Given data:
- - - -
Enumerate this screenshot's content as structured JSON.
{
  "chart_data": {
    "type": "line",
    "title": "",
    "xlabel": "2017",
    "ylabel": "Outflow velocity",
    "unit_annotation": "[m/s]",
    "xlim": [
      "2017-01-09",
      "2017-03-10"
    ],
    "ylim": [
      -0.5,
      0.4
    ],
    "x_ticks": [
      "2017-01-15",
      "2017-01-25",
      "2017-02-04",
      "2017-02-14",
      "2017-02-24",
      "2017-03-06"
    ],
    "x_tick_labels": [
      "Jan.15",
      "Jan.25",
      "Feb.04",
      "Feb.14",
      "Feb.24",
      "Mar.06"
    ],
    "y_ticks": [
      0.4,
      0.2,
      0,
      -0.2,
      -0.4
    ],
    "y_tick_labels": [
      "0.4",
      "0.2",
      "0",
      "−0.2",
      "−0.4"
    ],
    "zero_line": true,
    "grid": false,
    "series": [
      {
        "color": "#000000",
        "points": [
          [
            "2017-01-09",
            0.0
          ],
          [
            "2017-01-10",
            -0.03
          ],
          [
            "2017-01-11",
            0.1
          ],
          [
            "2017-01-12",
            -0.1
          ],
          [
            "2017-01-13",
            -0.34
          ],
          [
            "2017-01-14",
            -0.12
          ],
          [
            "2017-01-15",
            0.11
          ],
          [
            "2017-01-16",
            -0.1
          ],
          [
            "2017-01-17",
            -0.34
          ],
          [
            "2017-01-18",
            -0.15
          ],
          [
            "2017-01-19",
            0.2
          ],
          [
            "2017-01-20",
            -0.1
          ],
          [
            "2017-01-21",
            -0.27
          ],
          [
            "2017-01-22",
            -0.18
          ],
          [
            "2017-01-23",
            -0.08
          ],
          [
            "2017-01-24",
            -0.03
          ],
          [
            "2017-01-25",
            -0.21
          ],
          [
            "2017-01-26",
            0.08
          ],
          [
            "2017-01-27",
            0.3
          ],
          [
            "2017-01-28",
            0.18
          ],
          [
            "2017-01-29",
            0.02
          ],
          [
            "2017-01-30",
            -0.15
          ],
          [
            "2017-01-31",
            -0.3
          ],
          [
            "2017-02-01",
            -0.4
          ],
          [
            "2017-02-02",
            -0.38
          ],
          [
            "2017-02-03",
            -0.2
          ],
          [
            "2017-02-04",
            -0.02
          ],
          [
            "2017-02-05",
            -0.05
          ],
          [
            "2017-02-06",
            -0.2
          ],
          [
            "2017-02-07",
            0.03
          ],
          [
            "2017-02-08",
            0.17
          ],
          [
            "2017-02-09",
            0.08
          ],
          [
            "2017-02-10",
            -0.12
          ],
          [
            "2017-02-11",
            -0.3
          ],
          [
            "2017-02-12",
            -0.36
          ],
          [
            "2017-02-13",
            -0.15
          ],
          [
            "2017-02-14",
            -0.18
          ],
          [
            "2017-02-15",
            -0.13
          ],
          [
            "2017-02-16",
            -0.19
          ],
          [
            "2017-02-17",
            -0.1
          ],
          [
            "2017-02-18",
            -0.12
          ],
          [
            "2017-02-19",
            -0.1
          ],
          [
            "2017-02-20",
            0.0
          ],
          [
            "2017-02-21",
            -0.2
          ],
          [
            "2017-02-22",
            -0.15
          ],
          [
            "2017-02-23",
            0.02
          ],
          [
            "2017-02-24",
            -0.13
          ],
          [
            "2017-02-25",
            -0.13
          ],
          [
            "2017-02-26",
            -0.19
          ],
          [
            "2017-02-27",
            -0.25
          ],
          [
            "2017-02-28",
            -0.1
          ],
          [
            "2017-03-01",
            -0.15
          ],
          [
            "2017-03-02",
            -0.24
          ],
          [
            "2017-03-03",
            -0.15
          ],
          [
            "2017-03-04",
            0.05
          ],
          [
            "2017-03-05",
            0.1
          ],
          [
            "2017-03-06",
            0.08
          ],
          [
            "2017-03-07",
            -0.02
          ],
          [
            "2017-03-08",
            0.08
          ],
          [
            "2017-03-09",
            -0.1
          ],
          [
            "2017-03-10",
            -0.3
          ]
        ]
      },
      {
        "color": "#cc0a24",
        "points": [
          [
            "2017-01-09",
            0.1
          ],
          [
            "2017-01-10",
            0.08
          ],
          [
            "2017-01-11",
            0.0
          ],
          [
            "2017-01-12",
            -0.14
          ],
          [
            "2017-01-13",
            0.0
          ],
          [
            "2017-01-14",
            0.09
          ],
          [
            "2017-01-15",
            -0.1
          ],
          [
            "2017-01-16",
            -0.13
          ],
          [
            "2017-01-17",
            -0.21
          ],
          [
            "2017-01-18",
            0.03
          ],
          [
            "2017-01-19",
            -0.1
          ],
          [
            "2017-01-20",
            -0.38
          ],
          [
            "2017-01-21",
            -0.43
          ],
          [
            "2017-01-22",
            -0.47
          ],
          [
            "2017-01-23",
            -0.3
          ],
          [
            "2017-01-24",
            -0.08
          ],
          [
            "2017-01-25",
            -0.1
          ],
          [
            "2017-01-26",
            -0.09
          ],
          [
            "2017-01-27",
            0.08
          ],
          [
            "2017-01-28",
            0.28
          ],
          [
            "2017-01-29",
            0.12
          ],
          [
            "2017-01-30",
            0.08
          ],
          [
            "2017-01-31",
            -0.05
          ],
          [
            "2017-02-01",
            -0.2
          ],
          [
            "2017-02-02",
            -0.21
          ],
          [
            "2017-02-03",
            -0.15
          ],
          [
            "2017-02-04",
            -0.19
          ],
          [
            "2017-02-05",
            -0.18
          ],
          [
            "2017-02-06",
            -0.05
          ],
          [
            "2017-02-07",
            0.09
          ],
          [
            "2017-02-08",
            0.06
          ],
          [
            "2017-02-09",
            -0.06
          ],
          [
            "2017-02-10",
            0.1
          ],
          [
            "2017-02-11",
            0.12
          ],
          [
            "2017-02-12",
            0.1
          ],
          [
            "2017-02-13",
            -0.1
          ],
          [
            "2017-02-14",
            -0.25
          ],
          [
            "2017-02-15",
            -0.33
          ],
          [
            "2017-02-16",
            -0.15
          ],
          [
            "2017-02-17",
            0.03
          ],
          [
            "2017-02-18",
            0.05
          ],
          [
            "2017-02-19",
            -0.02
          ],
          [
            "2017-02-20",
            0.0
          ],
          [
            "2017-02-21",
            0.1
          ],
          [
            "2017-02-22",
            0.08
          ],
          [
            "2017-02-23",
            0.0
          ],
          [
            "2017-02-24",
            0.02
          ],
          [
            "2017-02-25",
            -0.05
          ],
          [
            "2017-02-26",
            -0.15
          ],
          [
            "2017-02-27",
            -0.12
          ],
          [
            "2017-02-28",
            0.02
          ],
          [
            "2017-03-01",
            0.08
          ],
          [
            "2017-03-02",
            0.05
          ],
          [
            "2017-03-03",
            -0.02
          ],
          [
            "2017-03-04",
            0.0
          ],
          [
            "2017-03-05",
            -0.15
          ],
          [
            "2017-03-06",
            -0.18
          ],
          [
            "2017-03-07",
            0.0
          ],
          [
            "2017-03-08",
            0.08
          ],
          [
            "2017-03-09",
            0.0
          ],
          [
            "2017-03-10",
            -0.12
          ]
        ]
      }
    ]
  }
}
- - - -
Exercise brief:
Retype every entry word for word.

Worked solution:
Enumerate this screenshot's content as structured JSON.
{
  "chart_data": {
    "type": "line",
    "title": "",
    "xlabel": "2017",
    "ylabel": "Outflow velocity",
    "unit_annotation": "[m/s]",
    "xlim": [
      "2017-01-09",
      "2017-03-10"
    ],
    "ylim": [
      -0.5,
      0.4
    ],
    "x_ticks": [
      "2017-01-15",
      "2017-01-25",
      "2017-02-04",
      "2017-02-14",
      "2017-02-24",
      "2017-03-06"
    ],
    "x_tick_labels": [
      "Jan.15",
      "Jan.25",
      "Feb.04",
      "Feb.14",
      "Feb.24",
      "Mar.06"
    ],
    "y_ticks": [
      0.4,
      0.2,
      0,
      -0.2,
      -0.4
    ],
    "y_tick_labels": [
      "0.4",
      "0.2",
      "0",
      "−0.2",
      "−0.4"
    ],
    "zero_line": true,
    "grid": false,
    "series": [
      {
        "color": "#000000",
        "points": [
          [
            "2017-01-09",
            0.0
          ],
          [
            "2017-01-10",
            -0.03
          ],
          [
            "2017-01-11",
            0.1
          ],
          [
            "2017-01-12",
            -0.1
          ],
          [
            "2017-01-13",
            -0.34
          ],
          [
            "2017-01-14",
            -0.12
          ],
          [
            "2017-01-15",
            0.11
          ],
          [
            "2017-01-16",
            -0.1
          ],
          [
            "2017-01-17",
            -0.34
          ],
          [
            "2017-01-18",
            -0.15
          ],
          [
            "2017-01-19",
            0.2
          ],
          [
            "2017-01-20",
            -0.1
          ],
          [
            "2017-01-21",
            -0.27
          ],
          [
            "2017-01-22",
            -0.18
          ],
          [
            "2017-01-23",
            -0.08
          ],
          [
            "2017-01-24",
            -0.03
          ],
          [
            "2017-01-25",
            -0.21
          ],
          [
            "2017-01-26",
            0.08
          ],
          [
            "2017-01-27",
            0.3
          ],
          [
            "2017-01-28",
            0.18
          ],
          [
            "2017-01-29",
            0.02
          ],
          [
            "2017-01-30",
            -0.15
          ],
          [
            "2017-01-31",
            -0.3
          ],
          [
            "2017-02-01",
            -0.4
          ],
          [
            "2017-02-02",
            -0.38
          ],
          [
            "2017-02-03",
            -0.2
          ],
          [
            "2017-02-04",
            -0.02
          ],
          [
            "2017-02-05",
            -0.05
          ],
          [
            "2017-02-06",
            -0.2
          ],
          [
            "2017-02-07",
            0.03
          ],
          [
            "2017-02-08",
            0.17
          ],
          [
            "2017-02-09",
            0.08
          ],
          [
            "2017-02-10",
            -0.12
          ],
          [
            "2017-02-11",
            -0.3
          ],
          [
            "2017-02-12",
            -0.36
          ],
          [
            "2017-02-13",
            -0.15
          ],
          [
            "2017-02-14",
            -0.18
          ],
          [
            "2017-02-15",
            -0.13
          ],
          [
            "2017-02-16",
            -0.19
          ],
          [
            "2017-02-17",
            -0.1
          ],
          [
            "2017-02-18",
            -0.12
          ],
          [
            "2017-02-19",
            -0.1
          ],
          [
            "2017-02-20",
            0.0
          ],
          [
            "2017-02-21",
            -0.2
          ],
          [
            "2017-02-22",
            -0.15
          ],
          [
            "2017-02-23",
            0.02
          ],
          [
            "2017-02-24",
            -0.13
          ],
          [
            "2017-02-25",
            -0.13
          ],
          [
            "2017-02-26",
            -0.19
          ],
          [
            "2017-02-27",
            -0.25
          ],
          [
            "2017-02-28",
            -0.1
          ],
          [
            "2017-03-01",
            -0.15
          ],
          [
            "2017-03-02",
            -0.24
          ],
          [
            "2017-03-03",
            -0.15
          ],
          [
            "2017-03-04",
            0.05
          ],
          [
            "2017-03-05",
            0.1
          ],
          [
            "2017-03-06",
            0.08
          ],
          [
            "2017-03-07",
            -0.02
          ],
          [
            "2017-03-08",
            0.08
          ],
          [
            "2017-03-09",
            -0.1
          ],
          [
            "2017-03-10",
            -0.3
          ]
        ]
      },
      {
        "color": "#cc0a24",
        "points": [
          [
            "2017-01-09",
            0.1
          ],
          [
            "2017-01-10",
            0.08
          ],
          [
            "2017-01-11",
            0.0
          ],
          [
            "2017-01-12",
            -0.14
          ],
          [
            "2017-01-13",
            0.0
          ],
          [
            "2017-01-14",
            0.09
          ],
          [
            "2017-01-15",
            -0.1
          ],
          [
            "2017-01-16",
            -0.13
          ],
          [
            "2017-01-17",
            -0.21
          ],
          [
            "2017-01-18",
            0.03
          ],
          [
            "2017-01-19",
            -0.1
          ],
          [
            "2017-01-20",
            -0.38
          ],
          [
            "2017-01-21",
            -0.43
          ],
          [
            "2017-01-22",
            -0.47
          ],
          [
            "2017-01-23",
            -0.3
          ],
          [
            "2017-01-24",
            -0.08
          ],
          [
            "2017-01-25",
            -0.1
          ],
          [
            "2017-01-26",
            -0.09
          ],
          [
            "2017-01-27",
            0.08
          ],
          [
            "2017-01-28",
            0.28
          ],
          [
            "2017-01-29",
            0.12
          ],
          [
            "2017-01-30",
            0.08
          ],
          [
            "2017-01-31",
            -0.05
          ],
          [
            "2017-02-01",
            -0.2
          ],
          [
            "2017-02-02",
            -0.21
          ],
          [
            "2017-02-03",
            -0.15
          ],
          [
            "2017-02-04",
            -0.19
          ],
          [
            "2017-02-05",
            -0.18
          ],
          [
            "2017-02-06",
            -0.05
          ],
          [
            "2017-02-07",
            0.09
          ],
          [
            "2017-02-08",
            0.06
          ],
          [
            "2017-02-09",
            -0.06
          ],
          [
            "2017-02-10",
            0.1
          ],
          [
            "2017-02-11",
            0.12
          ],
          [
            "2017-02-12",
            0.1
          ],
          [
            "2017-02-13",
            -0.1
          ],
          [
            "2017-02-14",
            -0.25
          ],
          [
            "2017-02-15",
            -0.33
          ],
          [
            "2017-02-16",
            -0.15
          ],
          [
            "2017-02-17",
            0.03
          ],
          [
            "2017-02-18",
            0.05
          ],
          [
            "2017-02-19",
            -0.02
          ],
          [
            "2017-02-20",
            0.0
          ],
          [
            "2017-02-21",
            0.1
          ],
          [
            "2017-02-22",
            0.08
          ],
          [
            "2017-02-23",
            0.0
          ],
          [
            "2017-02-24",
            0.02
          ],
          [
            "2017-02-25",
            -0.05
          ],
          [
            "2017-02-26",
            -0.15
          ],
          [
            "2017-02-27",
            -0.12
          ],
          [
            "2017-02-28",
            0.02
          ],
          [
            "2017-03-01",
            0.08
          ],
          [
            "2017-03-02",
            0.05
          ],
          [
            "2017-03-03",
            -0.02
          ],
          [
            "2017-03-04",
            0.0
          ],
          [
            "2017-03-05",
            -0.15
          ],
          [
            "2017-03-06",
            -0.18
          ],
          [
            "2017-03-07",
            0.0
          ],
          [
            "2017-03-08",
            0.08
          ],
          [
            "2017-03-09",
            0.0
          ],
          [
            "2017-03-10",
            -0.12
          ]
        ]
      }
    ]
  }
}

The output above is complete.